Take every line from the material that has the word "Daten" in it.
---------- Data rows
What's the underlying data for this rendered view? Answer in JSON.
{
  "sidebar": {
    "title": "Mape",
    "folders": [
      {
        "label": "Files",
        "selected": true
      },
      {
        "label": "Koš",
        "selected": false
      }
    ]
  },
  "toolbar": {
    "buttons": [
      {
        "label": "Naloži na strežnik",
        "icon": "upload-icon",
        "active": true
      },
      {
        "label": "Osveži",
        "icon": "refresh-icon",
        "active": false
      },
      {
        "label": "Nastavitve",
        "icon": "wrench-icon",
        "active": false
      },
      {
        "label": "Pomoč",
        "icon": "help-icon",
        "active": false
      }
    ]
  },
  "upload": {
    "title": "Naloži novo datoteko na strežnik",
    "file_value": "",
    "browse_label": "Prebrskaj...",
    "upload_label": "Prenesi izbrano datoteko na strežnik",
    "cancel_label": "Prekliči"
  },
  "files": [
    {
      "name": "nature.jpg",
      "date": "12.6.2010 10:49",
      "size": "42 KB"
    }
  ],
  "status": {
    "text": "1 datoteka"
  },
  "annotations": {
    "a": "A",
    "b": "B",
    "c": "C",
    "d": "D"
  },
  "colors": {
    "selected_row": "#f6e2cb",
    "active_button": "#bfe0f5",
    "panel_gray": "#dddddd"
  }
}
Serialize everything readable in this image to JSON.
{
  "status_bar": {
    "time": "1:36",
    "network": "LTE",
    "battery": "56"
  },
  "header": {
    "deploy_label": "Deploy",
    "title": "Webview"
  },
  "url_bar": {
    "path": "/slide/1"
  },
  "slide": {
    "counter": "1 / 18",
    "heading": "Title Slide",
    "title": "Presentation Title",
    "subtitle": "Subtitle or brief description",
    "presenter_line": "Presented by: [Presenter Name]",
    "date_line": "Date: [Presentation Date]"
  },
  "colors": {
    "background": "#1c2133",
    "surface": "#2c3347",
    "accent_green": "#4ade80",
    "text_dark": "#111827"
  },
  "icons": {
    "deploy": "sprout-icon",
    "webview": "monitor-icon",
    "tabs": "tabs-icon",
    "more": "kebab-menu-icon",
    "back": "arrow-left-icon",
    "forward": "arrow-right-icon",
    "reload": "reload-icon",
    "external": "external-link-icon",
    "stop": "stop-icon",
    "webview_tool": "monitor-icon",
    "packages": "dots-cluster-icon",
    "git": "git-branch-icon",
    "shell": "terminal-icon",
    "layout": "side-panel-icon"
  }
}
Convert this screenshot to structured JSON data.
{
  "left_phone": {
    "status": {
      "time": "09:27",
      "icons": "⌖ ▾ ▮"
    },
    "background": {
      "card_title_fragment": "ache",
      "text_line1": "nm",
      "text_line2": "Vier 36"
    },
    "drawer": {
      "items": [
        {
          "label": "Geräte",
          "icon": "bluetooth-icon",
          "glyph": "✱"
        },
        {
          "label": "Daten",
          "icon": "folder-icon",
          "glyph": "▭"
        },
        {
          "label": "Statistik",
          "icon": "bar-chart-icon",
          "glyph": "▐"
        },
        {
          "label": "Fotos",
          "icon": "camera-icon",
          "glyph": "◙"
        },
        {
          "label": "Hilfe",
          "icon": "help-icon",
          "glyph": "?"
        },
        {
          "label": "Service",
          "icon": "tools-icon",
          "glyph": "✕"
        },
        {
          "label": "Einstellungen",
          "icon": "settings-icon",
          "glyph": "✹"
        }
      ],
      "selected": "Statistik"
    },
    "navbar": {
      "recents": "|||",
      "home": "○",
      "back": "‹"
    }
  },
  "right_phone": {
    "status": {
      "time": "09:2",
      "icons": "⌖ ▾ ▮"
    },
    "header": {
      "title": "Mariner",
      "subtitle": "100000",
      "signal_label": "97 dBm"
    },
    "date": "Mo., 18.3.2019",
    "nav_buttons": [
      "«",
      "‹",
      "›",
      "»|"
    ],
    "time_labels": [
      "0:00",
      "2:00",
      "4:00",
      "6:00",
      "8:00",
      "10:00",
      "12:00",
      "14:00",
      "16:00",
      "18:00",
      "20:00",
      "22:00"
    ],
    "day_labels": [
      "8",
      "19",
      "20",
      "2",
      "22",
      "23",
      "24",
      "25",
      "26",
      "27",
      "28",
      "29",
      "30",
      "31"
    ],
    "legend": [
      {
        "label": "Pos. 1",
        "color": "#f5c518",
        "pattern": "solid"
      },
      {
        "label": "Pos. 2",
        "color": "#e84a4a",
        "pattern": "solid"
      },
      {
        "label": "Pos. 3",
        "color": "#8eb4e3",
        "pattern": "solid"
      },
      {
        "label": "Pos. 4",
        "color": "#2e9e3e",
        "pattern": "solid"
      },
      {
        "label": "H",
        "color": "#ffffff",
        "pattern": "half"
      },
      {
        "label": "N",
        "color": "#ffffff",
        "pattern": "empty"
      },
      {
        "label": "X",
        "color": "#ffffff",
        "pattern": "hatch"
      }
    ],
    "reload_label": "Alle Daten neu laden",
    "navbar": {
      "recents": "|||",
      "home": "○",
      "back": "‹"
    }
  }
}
--------------------
▶ Solution:
          "label": "Daten",
    "reload_label": "Alle Daten neu laden",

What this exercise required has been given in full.